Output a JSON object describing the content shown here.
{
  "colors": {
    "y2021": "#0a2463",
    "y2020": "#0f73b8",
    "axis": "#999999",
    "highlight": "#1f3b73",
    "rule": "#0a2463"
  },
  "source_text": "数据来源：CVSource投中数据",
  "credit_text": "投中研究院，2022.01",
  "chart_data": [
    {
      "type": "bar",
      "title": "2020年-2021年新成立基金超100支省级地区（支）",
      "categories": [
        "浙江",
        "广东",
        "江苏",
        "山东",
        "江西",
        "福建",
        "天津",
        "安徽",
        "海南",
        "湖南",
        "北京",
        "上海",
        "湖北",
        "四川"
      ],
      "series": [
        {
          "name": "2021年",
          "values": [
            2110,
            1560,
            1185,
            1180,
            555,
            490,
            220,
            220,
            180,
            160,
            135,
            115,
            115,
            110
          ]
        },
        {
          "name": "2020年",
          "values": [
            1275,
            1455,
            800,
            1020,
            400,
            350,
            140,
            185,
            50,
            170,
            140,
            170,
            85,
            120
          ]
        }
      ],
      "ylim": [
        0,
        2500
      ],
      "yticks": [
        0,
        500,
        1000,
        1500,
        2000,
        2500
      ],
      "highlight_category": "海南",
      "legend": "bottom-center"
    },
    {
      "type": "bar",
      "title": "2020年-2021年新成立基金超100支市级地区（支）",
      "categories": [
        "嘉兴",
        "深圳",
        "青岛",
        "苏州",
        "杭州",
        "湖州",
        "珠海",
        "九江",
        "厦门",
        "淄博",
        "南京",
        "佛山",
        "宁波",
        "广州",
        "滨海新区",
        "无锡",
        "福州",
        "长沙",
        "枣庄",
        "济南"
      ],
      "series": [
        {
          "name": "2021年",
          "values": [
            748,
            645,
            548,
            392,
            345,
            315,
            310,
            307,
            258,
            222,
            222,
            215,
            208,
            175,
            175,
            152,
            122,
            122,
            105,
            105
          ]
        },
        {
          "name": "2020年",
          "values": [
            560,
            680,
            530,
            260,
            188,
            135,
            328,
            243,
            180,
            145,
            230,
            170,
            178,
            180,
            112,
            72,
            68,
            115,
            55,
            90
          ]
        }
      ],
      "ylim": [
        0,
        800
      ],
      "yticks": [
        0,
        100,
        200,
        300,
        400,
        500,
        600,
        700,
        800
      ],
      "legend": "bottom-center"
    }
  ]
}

---*---

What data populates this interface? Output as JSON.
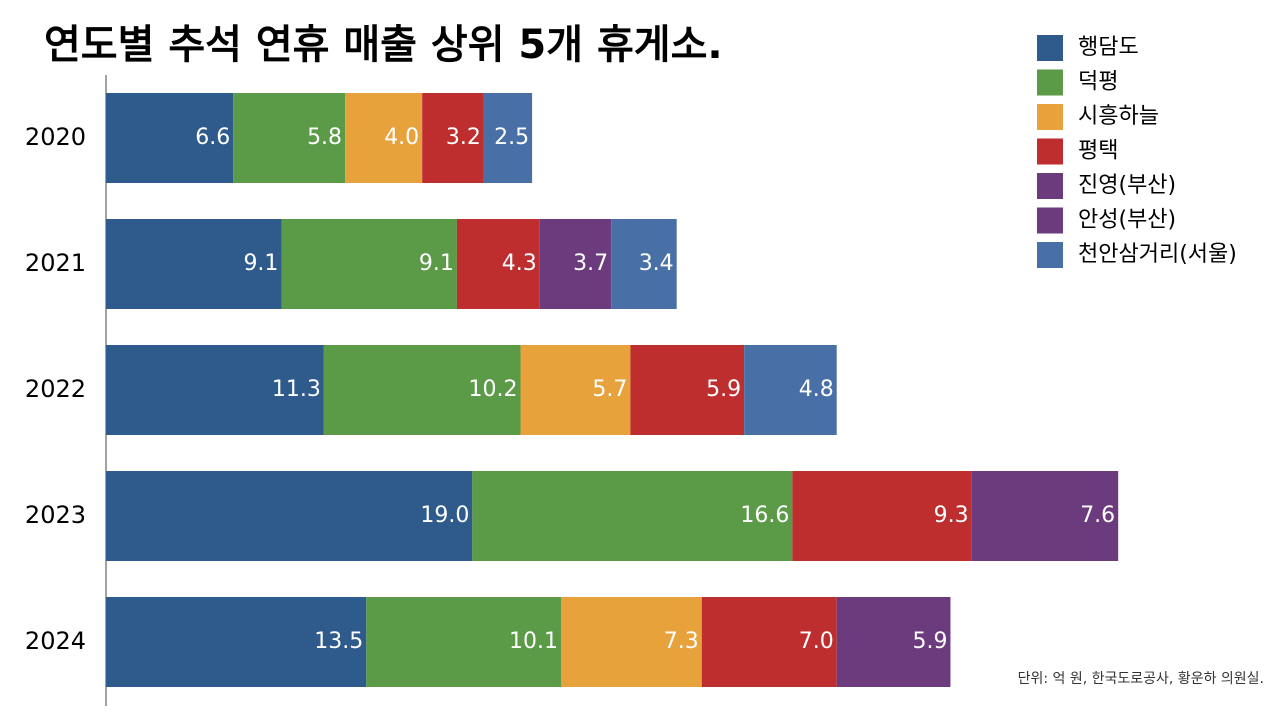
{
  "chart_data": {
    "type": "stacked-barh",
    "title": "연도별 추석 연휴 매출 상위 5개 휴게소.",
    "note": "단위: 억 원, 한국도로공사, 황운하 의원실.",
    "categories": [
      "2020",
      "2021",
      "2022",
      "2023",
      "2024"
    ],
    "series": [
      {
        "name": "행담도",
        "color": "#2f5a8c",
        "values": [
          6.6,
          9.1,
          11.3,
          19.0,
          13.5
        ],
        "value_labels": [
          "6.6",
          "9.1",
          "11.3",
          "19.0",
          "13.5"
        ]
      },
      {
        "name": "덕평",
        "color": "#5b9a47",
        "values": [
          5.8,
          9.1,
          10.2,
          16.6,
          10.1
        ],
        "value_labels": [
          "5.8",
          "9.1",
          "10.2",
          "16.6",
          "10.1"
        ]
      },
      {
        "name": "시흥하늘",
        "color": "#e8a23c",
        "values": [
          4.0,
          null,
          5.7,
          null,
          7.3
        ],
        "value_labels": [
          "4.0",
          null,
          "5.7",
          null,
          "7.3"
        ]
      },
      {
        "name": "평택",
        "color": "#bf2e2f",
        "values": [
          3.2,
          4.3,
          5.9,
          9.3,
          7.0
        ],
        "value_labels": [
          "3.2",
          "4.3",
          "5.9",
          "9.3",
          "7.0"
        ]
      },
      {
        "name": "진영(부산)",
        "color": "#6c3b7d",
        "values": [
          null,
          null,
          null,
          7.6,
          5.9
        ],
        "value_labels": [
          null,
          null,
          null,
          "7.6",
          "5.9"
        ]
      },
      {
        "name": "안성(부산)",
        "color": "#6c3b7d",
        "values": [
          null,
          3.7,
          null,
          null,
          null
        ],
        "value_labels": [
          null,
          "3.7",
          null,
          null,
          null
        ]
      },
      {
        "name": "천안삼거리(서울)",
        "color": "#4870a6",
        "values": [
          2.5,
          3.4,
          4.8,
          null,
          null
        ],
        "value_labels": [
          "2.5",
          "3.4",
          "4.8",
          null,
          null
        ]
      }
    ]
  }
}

---*---

## AIM OF THE TASK
Where a line above contains the string "title", copy that line.

## REPLY
      "title": "2020年-2021年新成立基金超100支省级地区（支）",
      "title": "2020年-2021年新成立基金超100支市级地区（支）",
    "title": "연도별 추석 연휴 매출 상위 5개 휴게소.",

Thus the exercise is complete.